─── Reading text ───
As demonstrated in this work, zeolites in the neighborhood of known frameworks are likely to share similar synthesis conditions as those known structures. Thus, downselecting frameworks for given synthesis conditions can benefit from the unsupervised and supervised methods developed here. This approach can be used in combination with previous “synthesizability descriptors” of zeolites, such as local interatomic distances³⁵ or other data-driven predictions.⁵³ However, we chose to evaluate them independently, as these synthesizability predictions do not take into account that certain known frameworks may be considered “unfeasible” depending on the synthesis conditions.^34,54,55 For instance, structures containing three-connected rings, such as those with building units lov or vsv, could be ranked as “unsynthesizable,” despite being achieved with beryllium or borogermanate conditions. Thus, to propose synthesis conditions for zeolites, we evaluated all hypothetical frameworks for all synthesis conditions using an ensemble of 100 binary classifiers per inorganic condition (see Methods). As each classifier is trained on different negative data splits, the resulting classification varies for each model, allowing us to assess the degree of agreement between the models. By taking the average of the predictions, we obtain the agreement of the classifiers regarding the feasibility of the given pair of zeolite and synthesis condition.

Fig. 5a depicts the distribution of hypothetical zeolites with Si-based recipes in the neighborhood of LTA zeolite. As all distances between known and hypothetical zeolites had been already computed, we can use both the distances and the class probabilities as criteria for navigating the space of hypothetical structures. This navigation using reference materials instead of features facilitates the selection process and can also inform their synthesis. For example, Fig. 5a and b illustrate two different hypothetical zeolites in the neighborhood of LTA. Although both have low distance towards LTA (compare with dendrogram in Fig. S6†), structure #308,105 is predicted to be more likely to be synthesized as a silicate than #313,030. Both contain the lta and sod cages characteristic of the LTA zeolite, but differ by the presence of a second cage similar to sod, shown in Fig. 5b. Whereas this new building unit resembles an expanded sod cage with distorted six-membered rings in #308,105, hypothetical framework #313,030 shows a new cage, formed by the merging of two sod cages, not seen in known zeolites. This increased distance towards known structural patterns drives the prediction of feasible synthesis using Si as unlikely, even when the distance towards the LTA zeolite is lower. This example shows how the combination of structural distances and classifier predictions facilitates the exploration of hypothetical zeolites using reference structures.
───
# Work instructions
In the zeolite passage, how many binary classifiers were in the ensemble used for each inorganic condition? The material after this passage isn't needed.
─── Data shown ───
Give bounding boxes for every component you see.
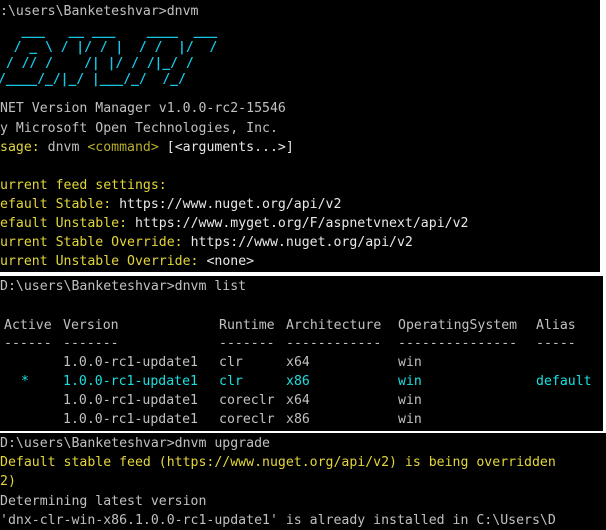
───
# The solution
100